> _Selected passage_
★ ★ ★ ★

We’re excited to be featuring the 2015 Oregon Literary Fellowship recipients on our blog this spring! The applications for 2016 fellowships are due Friday, June 26, and you can read the guidelines and download an application by clicking here.
2015 Oregon Literary Fellowship Recipient
Laura Christina Dunn
Laura Christian Dunn graduated in 2009 from the MFA program at the University of Montana. Her poems have appeared in journals such as At Length, Fugue, The Bear Deluxe, Zocalo Public Square, and Alligator Juniper, among others. Spider Blue, her chapbook from Dancing Girl Press, is due out later in 2015. Her first full-length play The Snow Queen: A Folk Opera appeared in this year’s Fertile Ground Festival in Portland. She teaches primary school English at Northwest Chinese Academy.
Q&A with Literary Arts
1. What are your sources of inspiration?

★ ★ ★ ★

> _Material shown_
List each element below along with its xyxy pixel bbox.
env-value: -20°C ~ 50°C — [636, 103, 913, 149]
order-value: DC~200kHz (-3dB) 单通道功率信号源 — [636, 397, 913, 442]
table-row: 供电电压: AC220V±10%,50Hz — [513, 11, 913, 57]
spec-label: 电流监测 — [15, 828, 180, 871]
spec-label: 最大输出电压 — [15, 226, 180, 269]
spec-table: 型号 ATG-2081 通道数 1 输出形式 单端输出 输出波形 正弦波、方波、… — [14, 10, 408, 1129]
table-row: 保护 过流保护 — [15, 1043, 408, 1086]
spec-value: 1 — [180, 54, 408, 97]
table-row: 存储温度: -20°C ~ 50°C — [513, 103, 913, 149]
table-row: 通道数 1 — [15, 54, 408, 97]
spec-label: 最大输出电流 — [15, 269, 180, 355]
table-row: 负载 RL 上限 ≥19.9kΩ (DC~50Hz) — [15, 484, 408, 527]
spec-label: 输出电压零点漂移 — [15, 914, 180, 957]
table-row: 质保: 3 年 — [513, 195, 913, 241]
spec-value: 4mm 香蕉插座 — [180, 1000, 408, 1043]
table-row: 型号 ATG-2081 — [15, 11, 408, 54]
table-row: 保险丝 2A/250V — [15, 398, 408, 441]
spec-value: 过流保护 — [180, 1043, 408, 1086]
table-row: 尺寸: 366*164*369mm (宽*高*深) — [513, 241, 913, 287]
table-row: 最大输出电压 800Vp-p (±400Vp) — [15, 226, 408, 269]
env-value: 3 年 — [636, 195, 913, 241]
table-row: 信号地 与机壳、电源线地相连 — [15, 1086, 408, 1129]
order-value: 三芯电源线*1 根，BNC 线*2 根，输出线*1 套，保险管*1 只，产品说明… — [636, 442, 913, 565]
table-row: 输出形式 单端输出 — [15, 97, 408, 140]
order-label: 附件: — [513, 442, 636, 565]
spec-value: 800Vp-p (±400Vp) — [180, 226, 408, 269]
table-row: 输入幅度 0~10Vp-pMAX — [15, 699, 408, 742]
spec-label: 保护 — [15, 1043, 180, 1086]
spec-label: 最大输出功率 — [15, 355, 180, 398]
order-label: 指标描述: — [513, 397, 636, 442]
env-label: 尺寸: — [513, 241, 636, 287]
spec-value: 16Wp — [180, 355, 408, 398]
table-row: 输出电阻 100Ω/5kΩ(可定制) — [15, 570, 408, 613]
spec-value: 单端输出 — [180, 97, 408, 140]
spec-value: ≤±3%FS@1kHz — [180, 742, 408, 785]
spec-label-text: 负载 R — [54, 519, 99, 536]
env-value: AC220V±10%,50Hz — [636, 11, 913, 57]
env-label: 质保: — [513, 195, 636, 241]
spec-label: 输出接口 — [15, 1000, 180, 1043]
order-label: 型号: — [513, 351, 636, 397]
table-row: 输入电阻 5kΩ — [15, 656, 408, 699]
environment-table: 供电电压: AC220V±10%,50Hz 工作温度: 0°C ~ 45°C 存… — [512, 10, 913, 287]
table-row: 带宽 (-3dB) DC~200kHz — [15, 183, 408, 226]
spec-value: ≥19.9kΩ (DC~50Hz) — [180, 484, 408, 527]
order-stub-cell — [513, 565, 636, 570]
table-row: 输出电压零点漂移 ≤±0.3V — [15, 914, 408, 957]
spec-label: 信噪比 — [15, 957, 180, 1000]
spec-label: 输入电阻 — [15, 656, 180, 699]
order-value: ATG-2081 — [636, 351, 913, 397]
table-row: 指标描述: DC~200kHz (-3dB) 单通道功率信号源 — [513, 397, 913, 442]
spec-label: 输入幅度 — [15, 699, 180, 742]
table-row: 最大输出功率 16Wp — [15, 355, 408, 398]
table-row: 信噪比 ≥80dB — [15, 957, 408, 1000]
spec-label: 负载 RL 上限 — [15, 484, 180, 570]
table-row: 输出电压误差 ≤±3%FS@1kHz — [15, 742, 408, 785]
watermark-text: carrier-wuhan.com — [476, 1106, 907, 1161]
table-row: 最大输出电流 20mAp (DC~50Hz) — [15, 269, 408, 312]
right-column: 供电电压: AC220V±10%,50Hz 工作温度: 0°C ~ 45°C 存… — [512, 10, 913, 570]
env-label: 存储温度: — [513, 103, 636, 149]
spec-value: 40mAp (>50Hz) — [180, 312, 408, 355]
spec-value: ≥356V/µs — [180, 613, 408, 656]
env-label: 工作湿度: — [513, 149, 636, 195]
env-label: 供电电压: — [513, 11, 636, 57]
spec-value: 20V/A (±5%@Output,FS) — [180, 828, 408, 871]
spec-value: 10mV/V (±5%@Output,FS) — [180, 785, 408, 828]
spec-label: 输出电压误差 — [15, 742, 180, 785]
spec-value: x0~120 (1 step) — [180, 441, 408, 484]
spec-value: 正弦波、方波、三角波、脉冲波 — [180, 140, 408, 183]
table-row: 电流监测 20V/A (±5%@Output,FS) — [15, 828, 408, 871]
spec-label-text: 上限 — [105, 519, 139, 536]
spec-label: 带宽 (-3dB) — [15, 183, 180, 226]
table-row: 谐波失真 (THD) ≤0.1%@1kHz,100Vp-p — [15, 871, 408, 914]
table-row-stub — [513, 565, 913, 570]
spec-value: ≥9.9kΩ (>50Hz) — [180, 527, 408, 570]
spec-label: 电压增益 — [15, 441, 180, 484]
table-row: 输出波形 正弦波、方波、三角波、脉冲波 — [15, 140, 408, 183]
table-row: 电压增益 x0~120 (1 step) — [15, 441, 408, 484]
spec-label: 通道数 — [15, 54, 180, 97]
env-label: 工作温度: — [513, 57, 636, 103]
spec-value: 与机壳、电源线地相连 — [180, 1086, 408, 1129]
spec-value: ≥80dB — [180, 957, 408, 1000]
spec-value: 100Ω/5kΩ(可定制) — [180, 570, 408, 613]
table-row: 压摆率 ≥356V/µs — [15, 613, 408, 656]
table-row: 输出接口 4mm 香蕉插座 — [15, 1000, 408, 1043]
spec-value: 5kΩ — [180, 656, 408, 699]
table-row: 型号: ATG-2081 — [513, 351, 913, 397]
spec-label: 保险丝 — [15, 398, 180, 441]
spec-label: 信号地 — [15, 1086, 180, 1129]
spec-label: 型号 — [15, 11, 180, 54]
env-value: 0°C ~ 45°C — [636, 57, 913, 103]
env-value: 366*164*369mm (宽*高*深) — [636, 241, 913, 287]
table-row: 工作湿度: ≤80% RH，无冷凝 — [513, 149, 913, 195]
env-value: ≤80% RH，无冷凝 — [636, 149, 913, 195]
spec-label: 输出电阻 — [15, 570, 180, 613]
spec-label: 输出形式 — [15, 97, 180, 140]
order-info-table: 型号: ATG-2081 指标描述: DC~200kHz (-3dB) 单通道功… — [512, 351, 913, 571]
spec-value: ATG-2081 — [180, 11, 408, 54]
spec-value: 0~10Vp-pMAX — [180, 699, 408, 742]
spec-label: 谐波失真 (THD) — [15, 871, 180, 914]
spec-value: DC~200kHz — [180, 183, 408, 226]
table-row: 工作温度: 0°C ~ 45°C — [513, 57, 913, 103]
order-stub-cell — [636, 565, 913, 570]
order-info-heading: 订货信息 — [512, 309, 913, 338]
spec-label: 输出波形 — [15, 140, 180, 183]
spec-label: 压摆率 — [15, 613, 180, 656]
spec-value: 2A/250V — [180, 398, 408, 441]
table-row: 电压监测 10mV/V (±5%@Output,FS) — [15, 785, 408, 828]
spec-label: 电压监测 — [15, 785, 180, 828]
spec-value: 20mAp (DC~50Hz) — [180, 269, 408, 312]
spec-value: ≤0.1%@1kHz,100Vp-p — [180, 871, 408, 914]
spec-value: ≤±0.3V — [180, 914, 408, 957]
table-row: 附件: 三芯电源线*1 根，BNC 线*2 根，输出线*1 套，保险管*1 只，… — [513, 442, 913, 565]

★ ★ ★ ★

> _Exercises to complete_
- A) Decide whether each statement agrees with the fellowship blog post. For each, answer yes or no and quote the words from the post that settle it. (i) The fellowship recipient graduated in 2009 from the MFA program at the University of Montana. (ii) Spider Blue is a full-length play. (iii) The recipient teaches high school English.
- B) According to the fellowship blog post, where did The Snow Queen: A Folk Opera appear?
- C) Continue the fellowship blog post from its last line.

> _Your written answers_
- A)
(i) Yes: "graduated in 2009 from the MFA program at the University of Montana."
(ii) No: "Spider Blue, her chapbook from Dancing Girl Press."
(iii) No: "She teaches primary school English at Northwest Chinese Academy."

- B) It appeared in this year's Fertile Ground Festival in Portland.

- C)
My first source of inspiration was my father’s stories, especially about our family. Because we lived so far away from all of his family in the deep South and my mother’s family in Asia, I came to know my relatives like I would characters in a book. The first true characters I knew were my relatives. In my father’s telling, they were not two-dimensional storybook characters, but characters as round and complex as a Tennessee Williams mother, Byronic hero, or Biblical god, and yet they were related to me, and I was indicted in their actions. I also fell in love with the image through the writing of Joanna Klink, Gwendolyn Brooks, Mary Szybist, and W.G. Sebald. And of course, Dickinson makes me brave.
2. How would you describe your creative process?
I write when I have something to write, and I’m patient when nothing is there. I don’t really like to start a project until it has been badgering me for at least a couple of weeks. I do this because I’ll become obsessive once I start, so I feel like it has to be the right time and the right project. When I do start a project, I become a kleptomaniac of time. I’ll steal a piece of time to write at stoplights, during my lunch breaks, or while my clunky computer yawns itself on. When I’m editing, I write and rewrite, often by hand. I can’t just line edit; I have to make sure every word is where it’s supposed to be, so retyping and hand-rewriting the piece help me clarify that aspect, over and over.
3. What is most exciting about receiving a fellowship?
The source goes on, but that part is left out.